## Task goal
Pick every line from the data that holds the word "color".
--- Start of Data entries ---
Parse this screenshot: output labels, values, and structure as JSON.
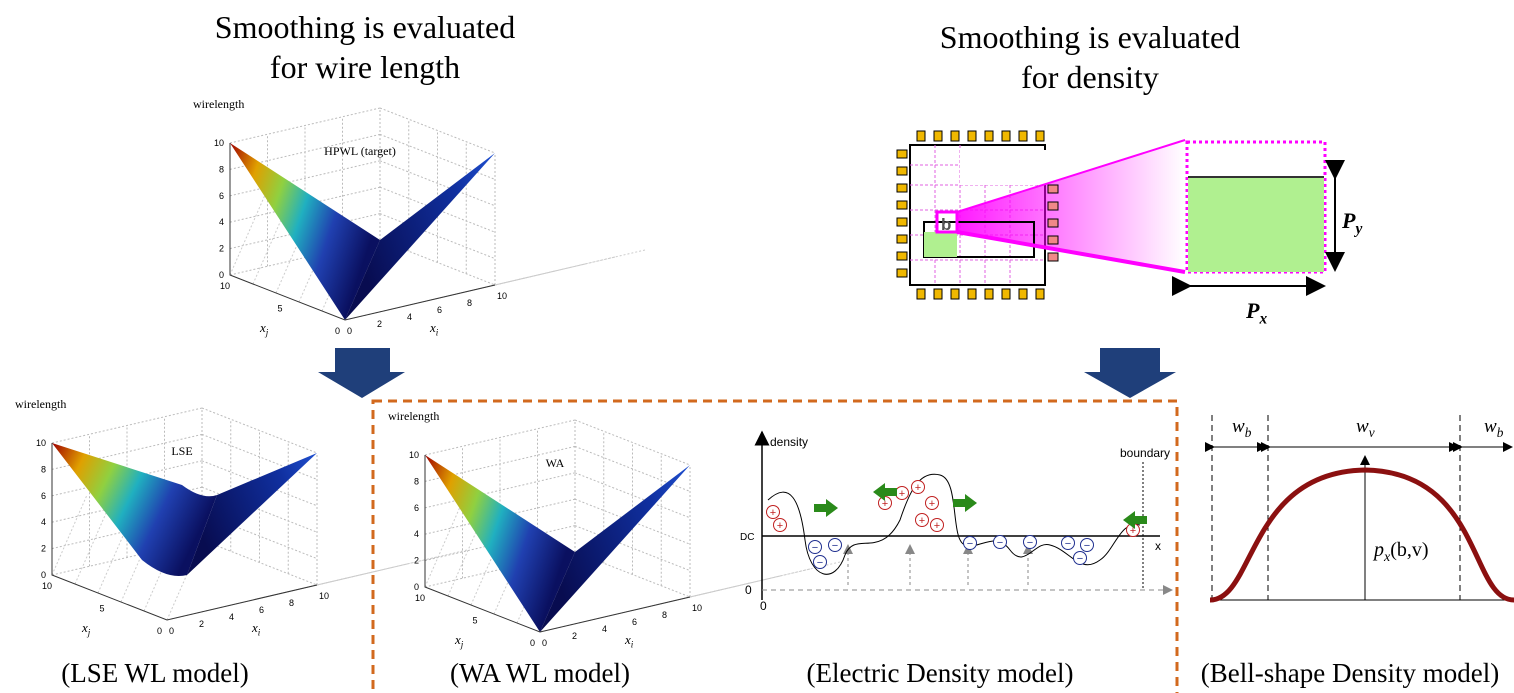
{
  "wirelength_section": {
    "title_lines": [
      "Smoothing is evaluated",
      "for wire length"
    ]
  },
  "density_section": {
    "title_lines": [
      "Smoothing is evaluated",
      "for density"
    ]
  },
  "plots": [
    {
      "z_label": "wirelength",
      "surface_label": "HPWL (target)",
      "z_ticks": [
        10,
        8,
        6,
        4,
        2,
        0
      ],
      "xj_ticks": [
        10,
        5,
        0
      ],
      "xi_ticks": [
        0,
        2,
        4,
        6,
        8,
        10
      ],
      "xj_label": {
        "base": "x",
        "sub": "j"
      },
      "xi_label": {
        "base": "x",
        "sub": "i"
      }
    },
    {
      "z_label": "wirelength",
      "surface_label": "LSE",
      "z_ticks": [
        10,
        8,
        6,
        4,
        2,
        0
      ],
      "xj_ticks": [
        10,
        5,
        0
      ],
      "xi_ticks": [
        0,
        2,
        4,
        6,
        8,
        10
      ],
      "xj_label": {
        "base": "x",
        "sub": "j"
      },
      "xi_label": {
        "base": "x",
        "sub": "i"
      }
    },
    {
      "z_label": "wirelength",
      "surface_label": "WA",
      "z_ticks": [
        10,
        8,
        6,
        4,
        2,
        0
      ],
      "xj_ticks": [
        10,
        5,
        0
      ],
      "xi_ticks": [
        0,
        2,
        4,
        6,
        8,
        10
      ],
      "xj_label": {
        "base": "x",
        "sub": "j"
      },
      "xi_label": {
        "base": "x",
        "sub": "i"
      }
    }
  ],
  "bin_diagram": {
    "cell_label": "b",
    "py_label": {
      "base": "P",
      "sub": "y"
    },
    "px_label": {
      "base": "P",
      "sub": "x"
    }
  },
  "electric_density": {
    "y_label": "density",
    "x_label": "x",
    "dc_label": "DC",
    "origin_label": "0",
    "boundary_label": "boundary",
    "plus_sign": "+",
    "minus_sign": "−"
  },
  "bell_shape": {
    "wb_label": {
      "base": "w",
      "sub": "b"
    },
    "wv_label": {
      "base": "w",
      "sub": "v"
    },
    "potential_label": {
      "base": "p",
      "sub": "x",
      "args": "(b,v)"
    }
  },
  "captions": [
    "(LSE WL model)",
    "(WA WL model)",
    "(Electric Density model)",
    "(Bell-shape Density model)"
  ]
}
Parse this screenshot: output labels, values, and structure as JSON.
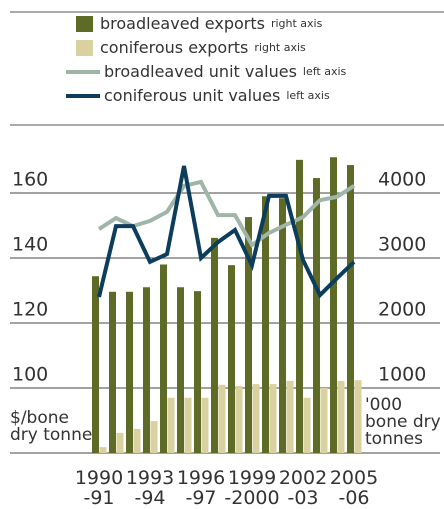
{
  "chart_data": {
    "type": "bar_line",
    "categories": [
      "1990\n-91",
      null,
      null,
      "1993\n-94",
      null,
      null,
      "1996\n-97",
      null,
      null,
      "1999\n-2000",
      null,
      null,
      "2002\n-03",
      null,
      null,
      "2005\n-06"
    ],
    "series": [
      {
        "name": "broadleaved exports",
        "axis_note": "right axis",
        "type": "bar",
        "axis": "y2",
        "color": "#5e6b26",
        "values": [
          2720,
          2480,
          2480,
          2550,
          2900,
          2550,
          2490,
          3310,
          2890,
          3630,
          3950,
          3920,
          4510,
          4230,
          4550,
          4430
        ]
      },
      {
        "name": "coniferous exports",
        "axis_note": "right axis",
        "type": "bar",
        "axis": "y2",
        "color": "#d9d2a0",
        "values": [
          90,
          310,
          370,
          490,
          850,
          850,
          850,
          1050,
          1030,
          1060,
          1060,
          1110,
          850,
          1000,
          1110,
          1120
        ]
      },
      {
        "name": "broadleaved unit values",
        "axis_note": "left axis",
        "type": "line",
        "color": "#9fb5a8",
        "values": [
          148.9,
          152.3,
          149.8,
          151.4,
          154.2,
          162.2,
          163.4,
          153.2,
          153.2,
          144,
          147.7,
          150.2,
          152.6,
          157.8,
          158.8,
          162.2
        ]
      },
      {
        "name": "coniferous unit values",
        "axis_note": "left axis",
        "type": "line",
        "color": "#0d3d5c",
        "values": [
          128,
          149.8,
          149.8,
          138.8,
          141.2,
          168.3,
          140,
          144.9,
          148.6,
          137.8,
          159.1,
          159.1,
          139.4,
          128.6,
          133.8,
          138.8
        ]
      }
    ],
    "y_label": "$/bone\ndry tonne",
    "y2_label": "'000\nbone dry\ntonnes",
    "ylim": [
      80,
      172
    ],
    "yticks": [
      100,
      120,
      140,
      160
    ],
    "y2lim": [
      0,
      4600
    ],
    "y2ticks": [
      1000,
      2000,
      3000,
      4000
    ],
    "grid": true
  }
}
--- End of Data entries ---
## Response to this task
        "color": "#5e6b26",
        "color": "#d9d2a0",
        "color": "#9fb5a8",
        "color": "#0d3d5c",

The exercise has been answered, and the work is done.